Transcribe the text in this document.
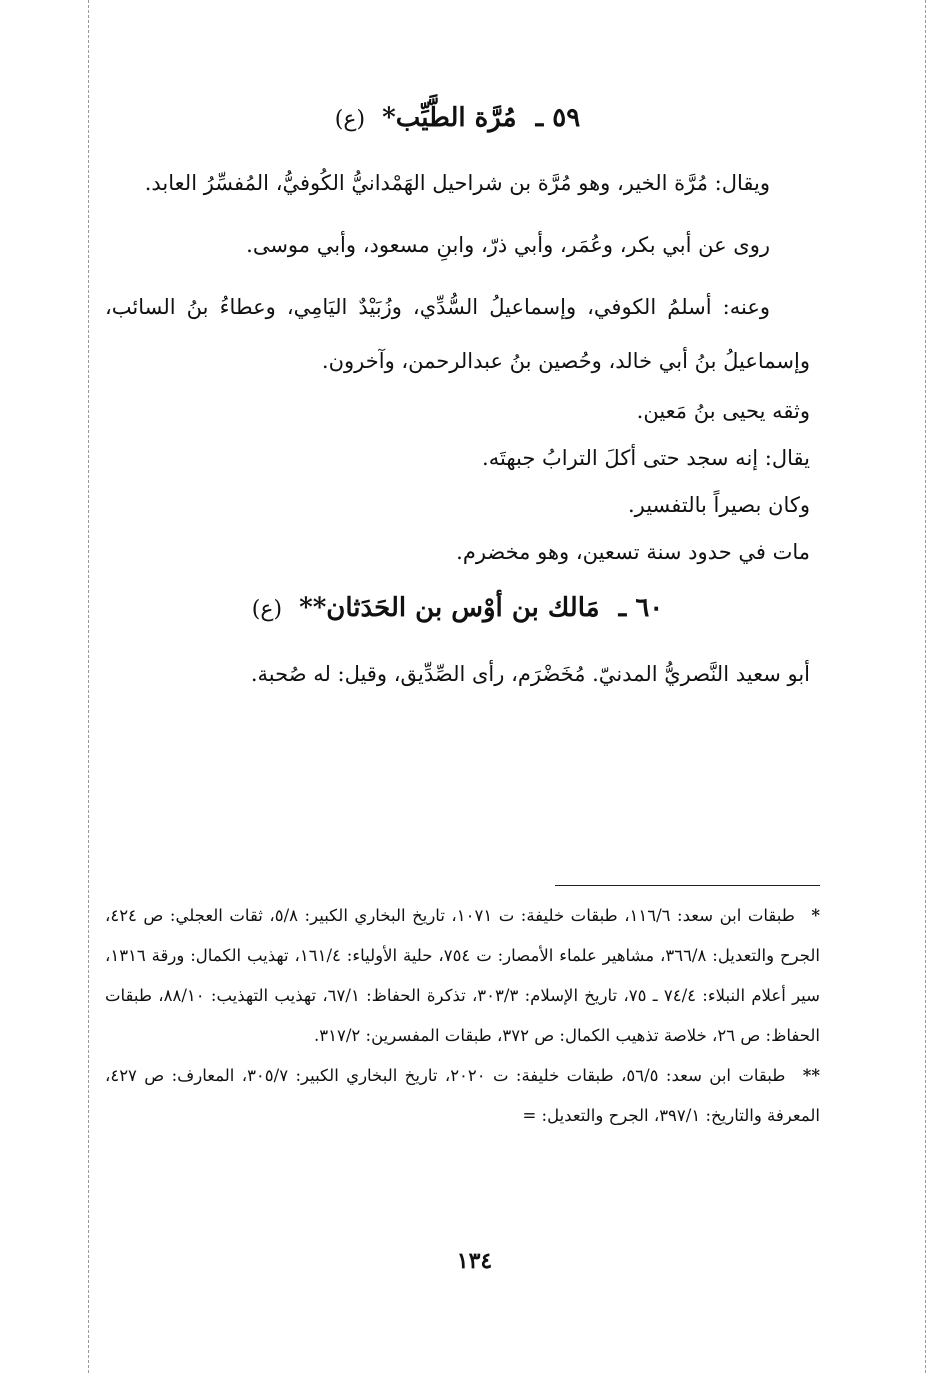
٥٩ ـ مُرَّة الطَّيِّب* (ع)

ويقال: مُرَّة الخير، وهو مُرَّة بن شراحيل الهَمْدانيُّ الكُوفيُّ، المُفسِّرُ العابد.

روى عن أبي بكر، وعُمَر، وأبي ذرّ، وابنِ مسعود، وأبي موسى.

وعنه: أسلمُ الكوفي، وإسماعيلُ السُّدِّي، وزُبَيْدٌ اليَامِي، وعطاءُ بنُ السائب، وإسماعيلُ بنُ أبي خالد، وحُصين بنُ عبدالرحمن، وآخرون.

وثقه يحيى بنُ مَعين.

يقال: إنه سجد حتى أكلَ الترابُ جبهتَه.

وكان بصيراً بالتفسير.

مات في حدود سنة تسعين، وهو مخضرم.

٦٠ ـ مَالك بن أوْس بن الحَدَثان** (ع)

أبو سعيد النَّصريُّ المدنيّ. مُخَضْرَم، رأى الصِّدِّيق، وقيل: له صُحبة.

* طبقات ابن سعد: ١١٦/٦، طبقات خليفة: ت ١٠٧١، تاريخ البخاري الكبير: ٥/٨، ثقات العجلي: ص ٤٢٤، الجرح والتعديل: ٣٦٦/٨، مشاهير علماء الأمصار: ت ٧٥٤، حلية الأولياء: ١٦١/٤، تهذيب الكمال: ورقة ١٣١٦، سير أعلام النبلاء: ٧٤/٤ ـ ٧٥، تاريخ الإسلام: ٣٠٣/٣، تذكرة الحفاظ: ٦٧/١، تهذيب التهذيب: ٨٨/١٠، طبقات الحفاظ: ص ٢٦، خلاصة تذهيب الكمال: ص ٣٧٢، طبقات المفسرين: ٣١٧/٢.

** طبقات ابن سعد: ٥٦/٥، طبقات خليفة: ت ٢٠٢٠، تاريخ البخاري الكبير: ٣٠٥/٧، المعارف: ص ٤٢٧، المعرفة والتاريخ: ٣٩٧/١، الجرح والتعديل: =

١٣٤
---
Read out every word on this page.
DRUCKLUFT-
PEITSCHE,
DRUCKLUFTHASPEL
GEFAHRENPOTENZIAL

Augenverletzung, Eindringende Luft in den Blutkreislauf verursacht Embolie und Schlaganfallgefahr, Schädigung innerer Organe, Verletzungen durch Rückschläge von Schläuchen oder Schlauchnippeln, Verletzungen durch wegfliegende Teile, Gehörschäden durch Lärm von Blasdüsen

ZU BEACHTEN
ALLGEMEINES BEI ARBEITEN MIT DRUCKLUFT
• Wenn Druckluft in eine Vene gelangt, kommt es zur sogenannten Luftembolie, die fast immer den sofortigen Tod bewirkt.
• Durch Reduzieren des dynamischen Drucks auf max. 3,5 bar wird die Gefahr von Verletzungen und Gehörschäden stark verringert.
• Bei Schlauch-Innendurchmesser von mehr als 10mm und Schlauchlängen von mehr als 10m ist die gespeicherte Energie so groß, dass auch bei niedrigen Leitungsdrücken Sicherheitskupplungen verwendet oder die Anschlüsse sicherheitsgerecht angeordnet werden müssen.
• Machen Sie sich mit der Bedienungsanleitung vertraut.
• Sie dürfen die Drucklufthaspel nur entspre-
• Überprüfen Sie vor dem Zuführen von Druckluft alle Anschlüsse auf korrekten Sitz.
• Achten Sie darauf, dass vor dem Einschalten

**Task instructions**
Look through the listing above. Pick out each line with "this" and copy it.

**Task output**
Transcribe the text in this document.
Read out every word on this page.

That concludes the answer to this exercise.